(Exercise prompt):
Show every line in the entries below where the word "జలమయమ" appears.

----- Record excerpts

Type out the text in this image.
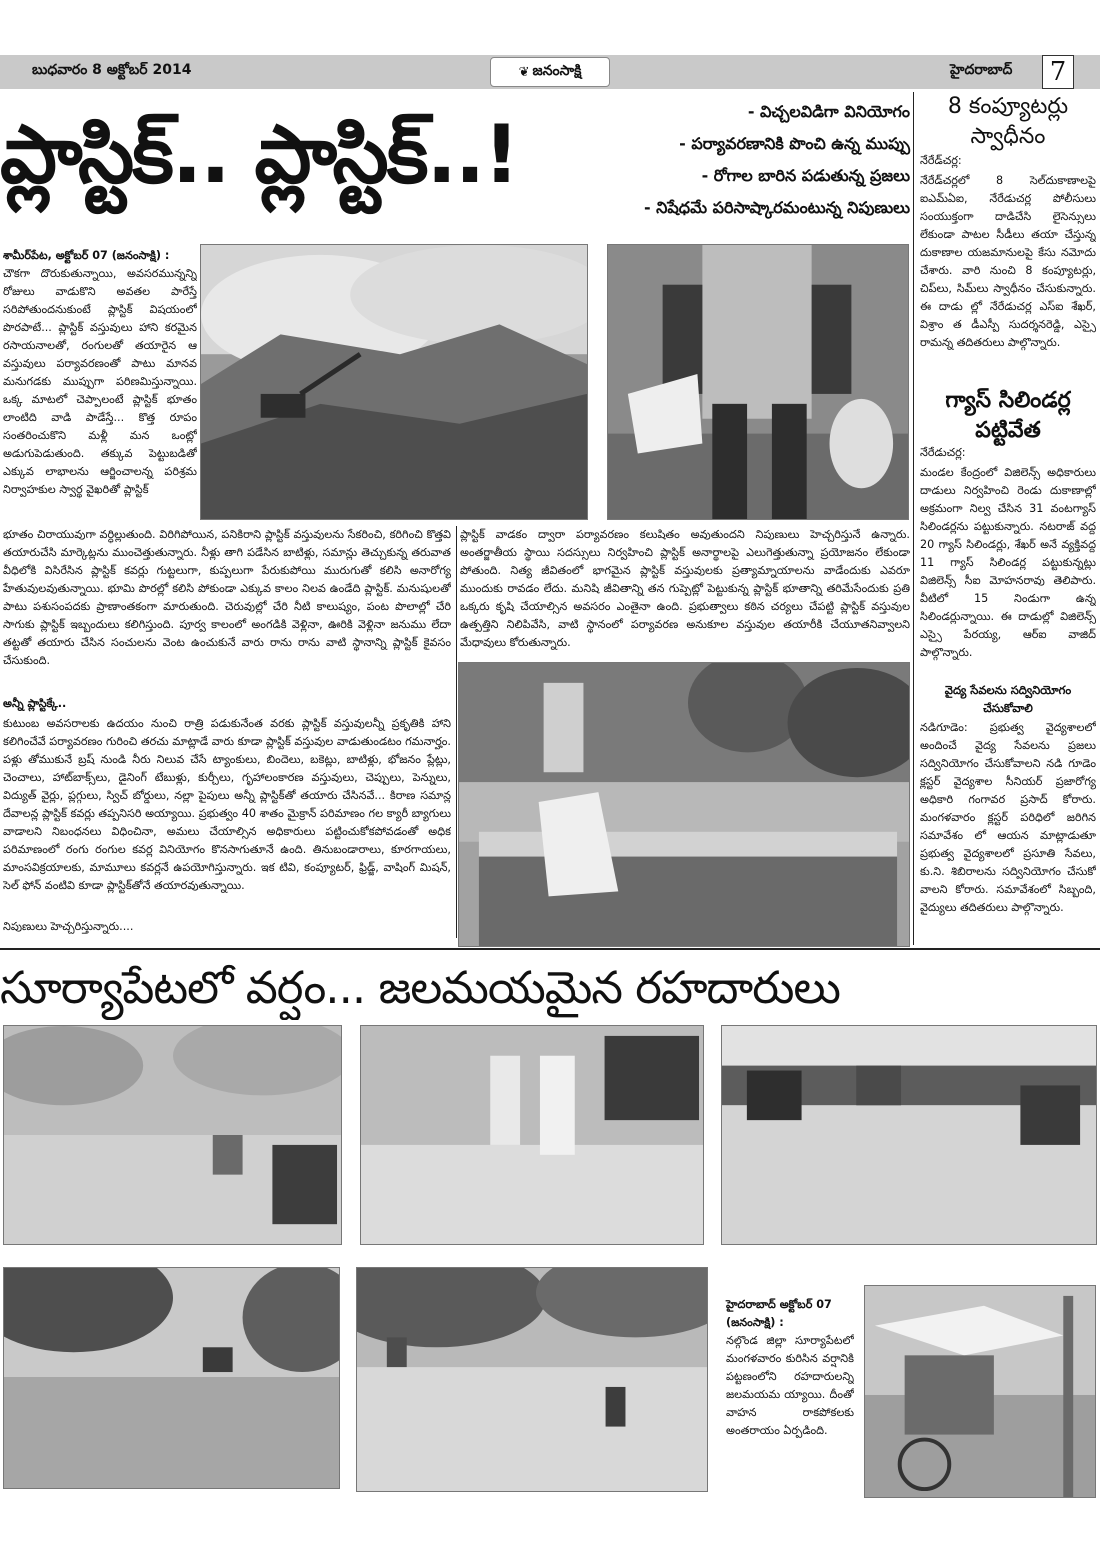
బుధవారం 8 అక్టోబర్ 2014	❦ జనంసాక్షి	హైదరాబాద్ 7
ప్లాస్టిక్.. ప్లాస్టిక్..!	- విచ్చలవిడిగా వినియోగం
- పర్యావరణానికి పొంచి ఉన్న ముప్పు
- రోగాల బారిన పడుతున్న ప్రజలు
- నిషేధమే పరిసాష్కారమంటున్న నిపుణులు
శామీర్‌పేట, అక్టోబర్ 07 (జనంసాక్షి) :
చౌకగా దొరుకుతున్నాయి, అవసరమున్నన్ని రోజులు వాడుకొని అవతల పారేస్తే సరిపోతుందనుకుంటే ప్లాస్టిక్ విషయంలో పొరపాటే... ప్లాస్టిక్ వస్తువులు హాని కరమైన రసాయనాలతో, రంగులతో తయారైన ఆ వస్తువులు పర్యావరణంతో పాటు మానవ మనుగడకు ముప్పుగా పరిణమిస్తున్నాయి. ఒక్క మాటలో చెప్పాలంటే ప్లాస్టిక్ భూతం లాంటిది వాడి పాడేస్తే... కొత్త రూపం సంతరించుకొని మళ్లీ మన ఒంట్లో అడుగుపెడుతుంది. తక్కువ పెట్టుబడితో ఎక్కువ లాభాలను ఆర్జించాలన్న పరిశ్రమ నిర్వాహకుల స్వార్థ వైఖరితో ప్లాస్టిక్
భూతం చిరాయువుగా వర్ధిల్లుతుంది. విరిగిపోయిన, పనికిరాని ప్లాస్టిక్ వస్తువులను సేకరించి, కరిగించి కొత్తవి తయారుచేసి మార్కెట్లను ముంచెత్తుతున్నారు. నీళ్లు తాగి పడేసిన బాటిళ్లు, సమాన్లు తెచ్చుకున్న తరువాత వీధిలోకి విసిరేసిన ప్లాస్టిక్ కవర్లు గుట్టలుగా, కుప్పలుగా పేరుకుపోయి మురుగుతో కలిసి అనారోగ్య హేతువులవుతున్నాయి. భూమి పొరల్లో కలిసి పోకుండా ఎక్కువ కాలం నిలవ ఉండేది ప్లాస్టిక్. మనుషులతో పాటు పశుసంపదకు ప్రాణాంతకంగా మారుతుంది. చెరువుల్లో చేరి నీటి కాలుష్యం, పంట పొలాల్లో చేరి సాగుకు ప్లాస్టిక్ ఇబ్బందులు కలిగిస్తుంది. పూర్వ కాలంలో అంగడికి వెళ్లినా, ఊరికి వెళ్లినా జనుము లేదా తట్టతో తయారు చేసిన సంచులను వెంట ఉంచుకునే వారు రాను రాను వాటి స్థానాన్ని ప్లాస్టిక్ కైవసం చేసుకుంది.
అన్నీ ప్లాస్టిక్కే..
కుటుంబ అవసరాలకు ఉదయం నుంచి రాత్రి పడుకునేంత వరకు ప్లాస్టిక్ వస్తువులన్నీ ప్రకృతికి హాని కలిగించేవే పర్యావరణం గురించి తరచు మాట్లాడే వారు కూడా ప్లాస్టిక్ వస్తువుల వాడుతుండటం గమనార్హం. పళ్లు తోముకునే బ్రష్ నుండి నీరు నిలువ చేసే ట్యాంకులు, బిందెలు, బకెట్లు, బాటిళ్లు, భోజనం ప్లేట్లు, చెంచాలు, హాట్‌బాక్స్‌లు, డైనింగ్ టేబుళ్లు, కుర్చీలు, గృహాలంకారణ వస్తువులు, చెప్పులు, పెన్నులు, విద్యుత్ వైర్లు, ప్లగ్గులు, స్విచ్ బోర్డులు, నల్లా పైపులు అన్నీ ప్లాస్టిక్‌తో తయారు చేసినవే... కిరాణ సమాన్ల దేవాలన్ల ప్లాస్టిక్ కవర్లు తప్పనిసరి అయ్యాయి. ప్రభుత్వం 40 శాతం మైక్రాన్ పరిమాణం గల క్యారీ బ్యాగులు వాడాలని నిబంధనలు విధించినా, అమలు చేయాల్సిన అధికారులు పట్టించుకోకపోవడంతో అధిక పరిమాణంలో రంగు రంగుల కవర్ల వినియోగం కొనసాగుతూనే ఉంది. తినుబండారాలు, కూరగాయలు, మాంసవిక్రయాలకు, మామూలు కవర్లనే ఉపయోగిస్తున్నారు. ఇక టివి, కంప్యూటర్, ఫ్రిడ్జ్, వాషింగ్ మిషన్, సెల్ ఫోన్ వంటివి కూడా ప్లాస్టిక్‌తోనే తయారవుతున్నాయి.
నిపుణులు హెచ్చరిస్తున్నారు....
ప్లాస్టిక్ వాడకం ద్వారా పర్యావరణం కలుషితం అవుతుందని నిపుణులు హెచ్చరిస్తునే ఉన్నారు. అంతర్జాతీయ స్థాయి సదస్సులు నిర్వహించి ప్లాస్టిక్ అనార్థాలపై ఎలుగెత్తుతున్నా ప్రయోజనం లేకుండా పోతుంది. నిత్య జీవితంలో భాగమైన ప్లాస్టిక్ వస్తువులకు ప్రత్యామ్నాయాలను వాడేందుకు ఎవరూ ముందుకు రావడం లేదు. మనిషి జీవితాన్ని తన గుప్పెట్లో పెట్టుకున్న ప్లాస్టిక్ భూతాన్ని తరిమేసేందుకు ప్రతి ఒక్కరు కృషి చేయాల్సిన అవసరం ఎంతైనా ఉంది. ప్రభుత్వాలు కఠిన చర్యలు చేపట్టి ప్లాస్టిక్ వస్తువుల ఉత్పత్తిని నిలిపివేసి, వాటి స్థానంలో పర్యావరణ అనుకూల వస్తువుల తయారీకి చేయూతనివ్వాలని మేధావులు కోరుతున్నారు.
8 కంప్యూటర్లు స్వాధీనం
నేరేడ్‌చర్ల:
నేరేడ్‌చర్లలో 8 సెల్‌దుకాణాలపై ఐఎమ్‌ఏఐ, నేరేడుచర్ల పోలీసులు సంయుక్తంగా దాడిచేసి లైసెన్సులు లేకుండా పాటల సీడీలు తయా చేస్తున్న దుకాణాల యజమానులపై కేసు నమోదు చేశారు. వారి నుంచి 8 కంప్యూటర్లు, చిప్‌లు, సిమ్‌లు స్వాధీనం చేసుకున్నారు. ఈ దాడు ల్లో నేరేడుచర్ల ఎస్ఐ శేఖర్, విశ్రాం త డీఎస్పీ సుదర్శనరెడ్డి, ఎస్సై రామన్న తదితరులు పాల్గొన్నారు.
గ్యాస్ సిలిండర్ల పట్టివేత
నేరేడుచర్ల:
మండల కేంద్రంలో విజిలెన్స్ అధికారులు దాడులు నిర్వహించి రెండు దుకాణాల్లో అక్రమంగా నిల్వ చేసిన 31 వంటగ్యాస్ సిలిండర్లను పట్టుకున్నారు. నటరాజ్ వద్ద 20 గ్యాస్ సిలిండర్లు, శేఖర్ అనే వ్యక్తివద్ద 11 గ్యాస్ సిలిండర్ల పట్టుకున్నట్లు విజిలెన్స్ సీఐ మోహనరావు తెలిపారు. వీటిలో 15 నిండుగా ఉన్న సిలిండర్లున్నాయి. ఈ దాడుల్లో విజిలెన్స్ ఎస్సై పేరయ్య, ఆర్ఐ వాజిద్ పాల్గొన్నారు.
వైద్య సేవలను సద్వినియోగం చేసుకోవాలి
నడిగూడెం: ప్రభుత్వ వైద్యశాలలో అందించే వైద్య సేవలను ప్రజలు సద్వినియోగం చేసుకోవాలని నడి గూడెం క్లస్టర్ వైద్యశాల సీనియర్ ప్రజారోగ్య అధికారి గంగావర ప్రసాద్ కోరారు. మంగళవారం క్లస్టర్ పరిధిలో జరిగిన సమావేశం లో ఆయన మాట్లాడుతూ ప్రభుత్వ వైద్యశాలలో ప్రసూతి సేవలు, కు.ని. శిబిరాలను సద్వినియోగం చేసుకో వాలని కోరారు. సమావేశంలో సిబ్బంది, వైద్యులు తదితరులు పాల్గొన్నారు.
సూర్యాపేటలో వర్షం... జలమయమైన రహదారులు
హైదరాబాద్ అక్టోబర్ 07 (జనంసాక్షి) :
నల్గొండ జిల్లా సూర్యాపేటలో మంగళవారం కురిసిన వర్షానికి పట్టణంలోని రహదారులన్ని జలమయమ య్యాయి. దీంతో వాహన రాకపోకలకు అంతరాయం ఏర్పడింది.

----------
----- Record excerpts

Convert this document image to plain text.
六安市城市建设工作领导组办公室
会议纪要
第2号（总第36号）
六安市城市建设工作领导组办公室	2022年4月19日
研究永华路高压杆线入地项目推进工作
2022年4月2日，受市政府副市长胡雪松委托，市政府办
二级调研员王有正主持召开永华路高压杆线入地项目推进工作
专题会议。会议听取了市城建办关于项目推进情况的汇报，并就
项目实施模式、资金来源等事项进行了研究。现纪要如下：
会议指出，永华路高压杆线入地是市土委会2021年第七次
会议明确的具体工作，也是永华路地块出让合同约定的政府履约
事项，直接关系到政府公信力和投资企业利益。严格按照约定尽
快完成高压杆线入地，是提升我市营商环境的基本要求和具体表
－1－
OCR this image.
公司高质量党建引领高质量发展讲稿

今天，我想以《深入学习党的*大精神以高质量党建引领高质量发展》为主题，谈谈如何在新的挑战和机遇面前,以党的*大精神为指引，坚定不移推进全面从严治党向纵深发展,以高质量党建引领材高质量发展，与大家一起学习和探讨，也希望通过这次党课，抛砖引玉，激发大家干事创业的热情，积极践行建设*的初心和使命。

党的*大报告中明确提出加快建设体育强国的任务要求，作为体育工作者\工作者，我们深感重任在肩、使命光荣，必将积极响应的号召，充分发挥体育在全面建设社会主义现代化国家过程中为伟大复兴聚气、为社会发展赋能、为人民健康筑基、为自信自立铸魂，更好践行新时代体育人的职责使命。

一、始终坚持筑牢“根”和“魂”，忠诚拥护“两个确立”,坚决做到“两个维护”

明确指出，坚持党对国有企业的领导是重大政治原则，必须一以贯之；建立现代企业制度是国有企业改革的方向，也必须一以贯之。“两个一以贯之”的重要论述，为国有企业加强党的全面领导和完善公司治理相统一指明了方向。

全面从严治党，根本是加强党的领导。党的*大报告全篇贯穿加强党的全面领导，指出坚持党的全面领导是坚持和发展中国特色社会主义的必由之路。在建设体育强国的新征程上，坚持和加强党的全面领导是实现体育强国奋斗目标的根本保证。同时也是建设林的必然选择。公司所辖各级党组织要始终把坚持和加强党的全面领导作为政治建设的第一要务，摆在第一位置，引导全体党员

----------

(Expected answer):
సూర్యాపేటలో వర్షం... జలమయమైన రహదారులు
నల్గొండ జిల్లా సూర్యాపేటలో మంగళవారం కురిసిన వర్షానికి పట్టణంలోని రహదారులన్ని జలమయమ య్యాయి. దీంతో వాహన రాకపోకలకు అంతరాయం ఏర్పడింది.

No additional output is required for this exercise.